§ **TO DO**
Reply with the count of lines holding "this", nothing more.

§ **Chart and figure data**
--- begin ---

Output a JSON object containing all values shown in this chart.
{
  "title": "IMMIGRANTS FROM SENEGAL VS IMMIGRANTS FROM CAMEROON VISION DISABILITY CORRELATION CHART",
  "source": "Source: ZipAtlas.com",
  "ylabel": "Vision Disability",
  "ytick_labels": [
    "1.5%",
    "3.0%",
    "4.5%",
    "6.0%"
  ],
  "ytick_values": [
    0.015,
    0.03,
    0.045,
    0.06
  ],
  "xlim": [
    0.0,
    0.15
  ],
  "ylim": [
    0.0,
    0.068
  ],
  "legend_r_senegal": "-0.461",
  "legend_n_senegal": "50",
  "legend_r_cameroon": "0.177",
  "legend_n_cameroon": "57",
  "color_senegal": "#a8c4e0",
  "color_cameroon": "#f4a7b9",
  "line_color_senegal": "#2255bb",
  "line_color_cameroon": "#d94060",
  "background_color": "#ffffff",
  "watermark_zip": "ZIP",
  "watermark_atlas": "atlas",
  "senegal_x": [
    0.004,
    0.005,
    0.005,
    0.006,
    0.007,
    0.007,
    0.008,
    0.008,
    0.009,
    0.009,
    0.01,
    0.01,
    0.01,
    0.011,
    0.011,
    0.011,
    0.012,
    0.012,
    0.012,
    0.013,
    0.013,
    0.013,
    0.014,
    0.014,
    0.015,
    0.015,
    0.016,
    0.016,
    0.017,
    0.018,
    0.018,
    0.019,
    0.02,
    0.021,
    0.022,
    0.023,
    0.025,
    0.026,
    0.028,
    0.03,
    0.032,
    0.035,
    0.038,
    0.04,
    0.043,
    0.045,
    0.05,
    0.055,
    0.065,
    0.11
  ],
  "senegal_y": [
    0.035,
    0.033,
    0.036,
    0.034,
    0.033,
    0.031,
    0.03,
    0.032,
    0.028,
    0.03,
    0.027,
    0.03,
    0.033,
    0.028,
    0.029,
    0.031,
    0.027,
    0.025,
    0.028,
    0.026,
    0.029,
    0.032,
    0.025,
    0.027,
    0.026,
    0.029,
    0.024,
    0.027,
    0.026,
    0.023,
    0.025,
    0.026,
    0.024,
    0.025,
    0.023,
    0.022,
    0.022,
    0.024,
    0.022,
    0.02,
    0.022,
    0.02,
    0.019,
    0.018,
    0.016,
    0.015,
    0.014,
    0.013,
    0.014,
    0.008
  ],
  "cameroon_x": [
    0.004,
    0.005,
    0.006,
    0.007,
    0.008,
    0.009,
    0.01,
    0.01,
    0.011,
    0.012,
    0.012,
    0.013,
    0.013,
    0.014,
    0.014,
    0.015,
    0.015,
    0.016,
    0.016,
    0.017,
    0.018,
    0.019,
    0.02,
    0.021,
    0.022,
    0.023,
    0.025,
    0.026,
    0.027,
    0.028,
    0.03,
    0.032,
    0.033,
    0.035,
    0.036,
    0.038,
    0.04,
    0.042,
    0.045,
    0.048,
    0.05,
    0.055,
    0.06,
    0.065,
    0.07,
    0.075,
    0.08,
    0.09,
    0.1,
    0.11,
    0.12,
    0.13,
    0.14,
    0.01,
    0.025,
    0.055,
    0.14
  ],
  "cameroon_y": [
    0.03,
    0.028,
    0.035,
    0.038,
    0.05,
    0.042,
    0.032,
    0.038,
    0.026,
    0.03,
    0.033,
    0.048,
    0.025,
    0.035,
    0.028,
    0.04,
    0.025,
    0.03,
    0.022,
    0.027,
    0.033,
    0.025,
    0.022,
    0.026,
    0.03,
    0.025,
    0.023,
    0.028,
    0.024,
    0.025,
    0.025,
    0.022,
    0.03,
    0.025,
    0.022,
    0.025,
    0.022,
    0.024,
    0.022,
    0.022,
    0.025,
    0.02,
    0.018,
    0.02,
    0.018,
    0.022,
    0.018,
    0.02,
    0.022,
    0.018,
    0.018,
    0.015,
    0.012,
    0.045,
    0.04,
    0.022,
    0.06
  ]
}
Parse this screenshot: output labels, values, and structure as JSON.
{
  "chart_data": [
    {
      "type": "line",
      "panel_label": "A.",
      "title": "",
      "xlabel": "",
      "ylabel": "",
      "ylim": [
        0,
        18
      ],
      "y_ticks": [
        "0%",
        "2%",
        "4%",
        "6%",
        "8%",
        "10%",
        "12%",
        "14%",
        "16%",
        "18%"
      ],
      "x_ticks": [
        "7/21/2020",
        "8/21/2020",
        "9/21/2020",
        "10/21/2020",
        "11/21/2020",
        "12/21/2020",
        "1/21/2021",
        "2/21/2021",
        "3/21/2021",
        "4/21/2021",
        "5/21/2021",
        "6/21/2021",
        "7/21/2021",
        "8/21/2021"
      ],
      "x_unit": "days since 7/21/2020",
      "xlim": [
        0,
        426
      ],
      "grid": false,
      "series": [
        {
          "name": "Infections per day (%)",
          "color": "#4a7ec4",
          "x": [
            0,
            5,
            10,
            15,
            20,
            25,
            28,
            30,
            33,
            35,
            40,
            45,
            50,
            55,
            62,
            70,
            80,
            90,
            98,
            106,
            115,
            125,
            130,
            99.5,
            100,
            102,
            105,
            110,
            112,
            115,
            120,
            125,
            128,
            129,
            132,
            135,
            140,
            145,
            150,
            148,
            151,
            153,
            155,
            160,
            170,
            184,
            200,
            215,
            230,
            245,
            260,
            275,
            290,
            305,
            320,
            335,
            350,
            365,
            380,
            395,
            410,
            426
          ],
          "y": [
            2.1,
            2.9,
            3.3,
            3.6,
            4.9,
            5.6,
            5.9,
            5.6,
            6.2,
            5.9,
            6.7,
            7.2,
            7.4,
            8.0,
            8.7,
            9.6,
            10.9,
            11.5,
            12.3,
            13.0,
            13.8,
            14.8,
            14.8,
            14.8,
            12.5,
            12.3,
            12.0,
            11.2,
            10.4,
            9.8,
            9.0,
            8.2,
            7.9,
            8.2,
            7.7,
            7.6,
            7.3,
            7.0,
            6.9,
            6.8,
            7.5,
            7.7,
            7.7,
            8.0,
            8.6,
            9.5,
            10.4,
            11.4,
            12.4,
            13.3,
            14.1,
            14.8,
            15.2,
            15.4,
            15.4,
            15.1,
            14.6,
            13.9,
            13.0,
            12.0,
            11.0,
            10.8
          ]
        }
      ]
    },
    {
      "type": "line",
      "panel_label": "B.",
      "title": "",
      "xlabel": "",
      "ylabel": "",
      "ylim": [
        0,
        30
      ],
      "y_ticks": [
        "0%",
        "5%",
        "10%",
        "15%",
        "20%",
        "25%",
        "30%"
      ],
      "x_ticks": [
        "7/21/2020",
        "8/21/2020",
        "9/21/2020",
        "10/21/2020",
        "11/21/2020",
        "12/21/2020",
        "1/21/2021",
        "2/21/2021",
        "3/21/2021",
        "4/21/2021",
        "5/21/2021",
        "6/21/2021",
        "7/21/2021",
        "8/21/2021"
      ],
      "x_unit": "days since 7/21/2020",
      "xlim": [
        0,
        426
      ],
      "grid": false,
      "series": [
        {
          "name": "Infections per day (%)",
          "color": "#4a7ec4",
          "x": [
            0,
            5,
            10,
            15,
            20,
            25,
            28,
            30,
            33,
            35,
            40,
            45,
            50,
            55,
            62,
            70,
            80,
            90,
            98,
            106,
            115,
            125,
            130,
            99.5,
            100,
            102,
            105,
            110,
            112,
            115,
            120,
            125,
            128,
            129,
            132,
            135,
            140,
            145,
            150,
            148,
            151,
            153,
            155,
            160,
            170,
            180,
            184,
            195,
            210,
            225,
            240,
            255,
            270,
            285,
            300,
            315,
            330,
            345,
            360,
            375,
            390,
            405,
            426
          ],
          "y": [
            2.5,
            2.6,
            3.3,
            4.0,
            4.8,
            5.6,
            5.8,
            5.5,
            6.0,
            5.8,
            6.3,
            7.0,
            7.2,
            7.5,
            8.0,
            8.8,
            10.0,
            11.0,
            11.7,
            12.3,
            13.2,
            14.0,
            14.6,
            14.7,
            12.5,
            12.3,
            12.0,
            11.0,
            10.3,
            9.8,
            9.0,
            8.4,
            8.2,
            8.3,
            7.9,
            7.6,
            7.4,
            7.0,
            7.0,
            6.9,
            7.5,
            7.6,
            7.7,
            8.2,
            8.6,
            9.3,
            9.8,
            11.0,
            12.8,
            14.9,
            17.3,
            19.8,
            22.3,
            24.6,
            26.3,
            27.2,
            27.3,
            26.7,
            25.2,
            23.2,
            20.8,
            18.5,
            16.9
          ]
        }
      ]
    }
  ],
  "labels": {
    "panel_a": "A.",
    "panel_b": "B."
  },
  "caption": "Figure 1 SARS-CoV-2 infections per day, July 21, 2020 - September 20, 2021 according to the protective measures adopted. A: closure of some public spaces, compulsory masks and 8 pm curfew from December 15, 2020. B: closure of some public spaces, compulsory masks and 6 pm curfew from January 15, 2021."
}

--- end ---

§ **WRITTEN RESPONSE**
2